--- START OF Entries supplied ---
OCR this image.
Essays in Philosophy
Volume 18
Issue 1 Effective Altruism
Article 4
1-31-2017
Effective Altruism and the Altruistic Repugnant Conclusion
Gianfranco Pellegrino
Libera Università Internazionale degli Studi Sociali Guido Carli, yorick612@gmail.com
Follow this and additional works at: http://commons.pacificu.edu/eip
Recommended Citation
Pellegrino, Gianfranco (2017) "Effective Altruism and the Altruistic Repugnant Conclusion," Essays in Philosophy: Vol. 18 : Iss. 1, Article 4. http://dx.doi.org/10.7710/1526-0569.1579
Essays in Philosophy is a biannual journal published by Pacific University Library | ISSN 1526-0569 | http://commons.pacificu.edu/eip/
--- END OF Entries supplied ---
## Exercise:
Lines that include the word "commons" — how many are there in the data? Answer with the number alone.

## Task solution:
2